| DIRECTIVE |
Copy each line in the data that includes the word "Administration".

| ITEMS |
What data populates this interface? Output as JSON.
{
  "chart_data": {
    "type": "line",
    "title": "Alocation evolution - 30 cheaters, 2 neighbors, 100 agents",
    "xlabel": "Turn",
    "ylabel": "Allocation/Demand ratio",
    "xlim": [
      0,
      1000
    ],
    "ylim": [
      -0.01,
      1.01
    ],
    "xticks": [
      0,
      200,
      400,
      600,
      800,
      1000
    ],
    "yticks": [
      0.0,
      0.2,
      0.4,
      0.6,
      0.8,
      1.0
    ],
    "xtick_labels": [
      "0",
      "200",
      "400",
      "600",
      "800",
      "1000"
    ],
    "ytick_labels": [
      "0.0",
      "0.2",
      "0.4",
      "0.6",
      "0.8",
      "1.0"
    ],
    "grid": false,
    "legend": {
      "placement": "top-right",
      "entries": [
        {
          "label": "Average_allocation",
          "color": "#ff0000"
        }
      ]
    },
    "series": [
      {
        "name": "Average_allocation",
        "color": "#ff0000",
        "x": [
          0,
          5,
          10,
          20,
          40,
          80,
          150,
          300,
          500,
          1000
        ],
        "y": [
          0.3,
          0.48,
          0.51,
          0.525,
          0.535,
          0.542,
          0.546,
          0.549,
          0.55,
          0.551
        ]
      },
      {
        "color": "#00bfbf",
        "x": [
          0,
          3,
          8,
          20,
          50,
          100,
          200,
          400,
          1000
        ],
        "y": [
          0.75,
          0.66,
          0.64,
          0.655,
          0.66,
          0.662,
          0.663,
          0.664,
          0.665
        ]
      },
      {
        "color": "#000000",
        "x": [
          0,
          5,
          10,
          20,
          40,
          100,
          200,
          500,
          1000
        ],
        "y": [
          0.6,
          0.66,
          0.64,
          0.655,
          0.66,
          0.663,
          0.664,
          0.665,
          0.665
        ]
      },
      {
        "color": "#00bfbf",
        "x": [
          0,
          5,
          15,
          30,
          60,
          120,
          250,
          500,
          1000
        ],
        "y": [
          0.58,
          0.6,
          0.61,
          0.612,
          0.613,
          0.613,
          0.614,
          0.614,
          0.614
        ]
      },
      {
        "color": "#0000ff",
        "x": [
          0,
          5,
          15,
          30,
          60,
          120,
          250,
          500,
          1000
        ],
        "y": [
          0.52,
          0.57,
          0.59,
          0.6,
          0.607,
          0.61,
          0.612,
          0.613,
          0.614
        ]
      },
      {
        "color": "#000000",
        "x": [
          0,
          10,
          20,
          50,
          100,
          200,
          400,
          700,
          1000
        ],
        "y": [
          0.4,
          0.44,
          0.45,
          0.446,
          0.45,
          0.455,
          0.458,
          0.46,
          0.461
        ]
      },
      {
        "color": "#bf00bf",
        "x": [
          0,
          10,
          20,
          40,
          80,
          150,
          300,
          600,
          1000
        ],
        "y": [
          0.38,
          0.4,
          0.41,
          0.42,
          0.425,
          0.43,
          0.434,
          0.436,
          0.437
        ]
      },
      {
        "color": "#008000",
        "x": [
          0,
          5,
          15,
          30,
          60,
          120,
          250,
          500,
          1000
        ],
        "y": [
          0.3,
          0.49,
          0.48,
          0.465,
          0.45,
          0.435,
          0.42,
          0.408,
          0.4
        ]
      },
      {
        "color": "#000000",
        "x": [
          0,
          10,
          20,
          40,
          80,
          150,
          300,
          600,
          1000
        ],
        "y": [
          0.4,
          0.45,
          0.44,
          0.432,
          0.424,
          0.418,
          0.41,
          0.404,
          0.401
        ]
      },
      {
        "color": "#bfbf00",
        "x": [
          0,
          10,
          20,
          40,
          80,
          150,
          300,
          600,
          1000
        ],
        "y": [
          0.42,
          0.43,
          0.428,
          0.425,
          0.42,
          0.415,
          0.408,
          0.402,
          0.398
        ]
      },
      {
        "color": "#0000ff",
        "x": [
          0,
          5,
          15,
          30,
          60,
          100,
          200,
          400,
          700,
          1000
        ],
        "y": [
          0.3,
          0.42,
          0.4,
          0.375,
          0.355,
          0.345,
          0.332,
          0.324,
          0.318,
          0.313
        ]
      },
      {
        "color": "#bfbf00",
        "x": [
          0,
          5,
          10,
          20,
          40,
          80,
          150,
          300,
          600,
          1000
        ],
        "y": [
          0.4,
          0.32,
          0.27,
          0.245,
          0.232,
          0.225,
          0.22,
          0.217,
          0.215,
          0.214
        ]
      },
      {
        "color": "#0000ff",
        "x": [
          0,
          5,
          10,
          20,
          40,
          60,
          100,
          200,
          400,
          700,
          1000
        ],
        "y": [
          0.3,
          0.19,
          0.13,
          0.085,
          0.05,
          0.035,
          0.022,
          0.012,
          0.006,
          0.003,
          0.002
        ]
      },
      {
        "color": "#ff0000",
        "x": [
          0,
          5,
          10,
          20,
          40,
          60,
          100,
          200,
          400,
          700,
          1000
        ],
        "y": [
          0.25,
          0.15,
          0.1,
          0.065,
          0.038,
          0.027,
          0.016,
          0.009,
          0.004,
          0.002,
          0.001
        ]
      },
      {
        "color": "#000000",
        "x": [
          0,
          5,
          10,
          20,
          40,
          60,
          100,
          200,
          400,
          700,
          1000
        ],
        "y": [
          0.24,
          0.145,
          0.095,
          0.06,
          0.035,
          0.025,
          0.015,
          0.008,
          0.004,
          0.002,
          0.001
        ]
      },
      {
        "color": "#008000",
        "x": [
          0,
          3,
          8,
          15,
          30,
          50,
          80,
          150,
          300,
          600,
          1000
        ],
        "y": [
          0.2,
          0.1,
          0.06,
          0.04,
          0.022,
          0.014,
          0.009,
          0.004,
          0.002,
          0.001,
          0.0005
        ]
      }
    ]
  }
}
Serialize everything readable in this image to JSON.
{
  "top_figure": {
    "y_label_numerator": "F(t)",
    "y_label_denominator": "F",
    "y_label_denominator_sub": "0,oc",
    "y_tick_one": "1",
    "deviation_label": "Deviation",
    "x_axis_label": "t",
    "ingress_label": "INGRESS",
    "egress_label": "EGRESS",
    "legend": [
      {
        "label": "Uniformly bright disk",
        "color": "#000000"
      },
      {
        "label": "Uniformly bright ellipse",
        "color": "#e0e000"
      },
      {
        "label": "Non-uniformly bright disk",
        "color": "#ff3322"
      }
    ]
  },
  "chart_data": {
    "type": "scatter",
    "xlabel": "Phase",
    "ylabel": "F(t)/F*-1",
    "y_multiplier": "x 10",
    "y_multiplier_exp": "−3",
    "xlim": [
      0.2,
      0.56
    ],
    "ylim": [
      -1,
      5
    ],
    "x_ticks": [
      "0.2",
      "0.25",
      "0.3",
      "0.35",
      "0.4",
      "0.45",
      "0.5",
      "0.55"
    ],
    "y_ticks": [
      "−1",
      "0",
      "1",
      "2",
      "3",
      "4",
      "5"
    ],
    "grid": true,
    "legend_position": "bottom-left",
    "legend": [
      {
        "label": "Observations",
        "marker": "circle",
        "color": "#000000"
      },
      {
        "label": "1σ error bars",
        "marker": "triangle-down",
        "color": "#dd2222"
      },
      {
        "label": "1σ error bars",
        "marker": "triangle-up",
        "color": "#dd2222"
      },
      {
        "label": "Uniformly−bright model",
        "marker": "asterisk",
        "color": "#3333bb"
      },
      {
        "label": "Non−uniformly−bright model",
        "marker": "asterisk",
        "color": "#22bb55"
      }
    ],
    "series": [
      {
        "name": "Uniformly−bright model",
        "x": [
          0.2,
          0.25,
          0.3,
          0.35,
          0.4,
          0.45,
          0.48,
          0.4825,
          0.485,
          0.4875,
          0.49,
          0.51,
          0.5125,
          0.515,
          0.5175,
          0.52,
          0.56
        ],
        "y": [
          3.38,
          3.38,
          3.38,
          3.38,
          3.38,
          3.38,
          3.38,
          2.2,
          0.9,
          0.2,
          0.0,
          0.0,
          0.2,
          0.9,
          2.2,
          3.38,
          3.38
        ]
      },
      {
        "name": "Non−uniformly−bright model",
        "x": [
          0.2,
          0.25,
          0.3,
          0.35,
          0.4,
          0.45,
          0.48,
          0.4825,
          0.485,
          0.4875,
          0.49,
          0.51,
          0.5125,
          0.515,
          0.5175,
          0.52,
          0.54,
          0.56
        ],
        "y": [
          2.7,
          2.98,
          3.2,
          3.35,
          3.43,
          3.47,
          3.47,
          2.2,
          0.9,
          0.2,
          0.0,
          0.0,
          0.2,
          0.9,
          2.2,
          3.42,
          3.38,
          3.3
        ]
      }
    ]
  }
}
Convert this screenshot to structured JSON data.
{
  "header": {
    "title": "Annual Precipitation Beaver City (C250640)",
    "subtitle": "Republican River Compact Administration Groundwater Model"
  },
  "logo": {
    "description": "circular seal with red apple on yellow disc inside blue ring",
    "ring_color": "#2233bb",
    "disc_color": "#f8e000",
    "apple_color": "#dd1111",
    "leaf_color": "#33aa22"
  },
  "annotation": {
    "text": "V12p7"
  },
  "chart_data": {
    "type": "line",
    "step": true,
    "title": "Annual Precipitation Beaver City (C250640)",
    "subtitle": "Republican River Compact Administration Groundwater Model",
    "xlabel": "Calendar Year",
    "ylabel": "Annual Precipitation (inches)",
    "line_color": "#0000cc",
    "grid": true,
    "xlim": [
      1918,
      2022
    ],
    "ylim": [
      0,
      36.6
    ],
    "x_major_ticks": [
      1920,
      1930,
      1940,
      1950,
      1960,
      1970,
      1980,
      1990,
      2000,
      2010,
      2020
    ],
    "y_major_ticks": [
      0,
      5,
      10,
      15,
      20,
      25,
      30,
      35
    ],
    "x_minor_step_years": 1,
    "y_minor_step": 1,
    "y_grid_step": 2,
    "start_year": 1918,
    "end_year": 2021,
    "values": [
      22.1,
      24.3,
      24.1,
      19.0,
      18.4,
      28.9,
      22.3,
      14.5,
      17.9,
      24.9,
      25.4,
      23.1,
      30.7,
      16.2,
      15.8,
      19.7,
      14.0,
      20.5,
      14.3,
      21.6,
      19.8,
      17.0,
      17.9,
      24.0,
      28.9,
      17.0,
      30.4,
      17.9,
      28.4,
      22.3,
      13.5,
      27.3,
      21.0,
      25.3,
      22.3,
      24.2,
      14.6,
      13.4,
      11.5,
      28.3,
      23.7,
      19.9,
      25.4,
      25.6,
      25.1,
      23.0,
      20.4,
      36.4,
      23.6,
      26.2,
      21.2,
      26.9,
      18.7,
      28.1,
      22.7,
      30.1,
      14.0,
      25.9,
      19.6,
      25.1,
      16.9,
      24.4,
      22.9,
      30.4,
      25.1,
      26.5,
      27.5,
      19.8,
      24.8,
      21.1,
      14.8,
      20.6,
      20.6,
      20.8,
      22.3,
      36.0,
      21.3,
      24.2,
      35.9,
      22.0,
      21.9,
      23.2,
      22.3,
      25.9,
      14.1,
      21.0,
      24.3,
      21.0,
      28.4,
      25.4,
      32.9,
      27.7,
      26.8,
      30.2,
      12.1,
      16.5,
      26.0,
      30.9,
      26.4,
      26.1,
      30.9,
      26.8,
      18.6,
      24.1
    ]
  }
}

| WORKED ANSWER |
    "subtitle": "Republican River Compact Administration Groundwater Model"
    "subtitle": "Republican River Compact Administration Groundwater Model",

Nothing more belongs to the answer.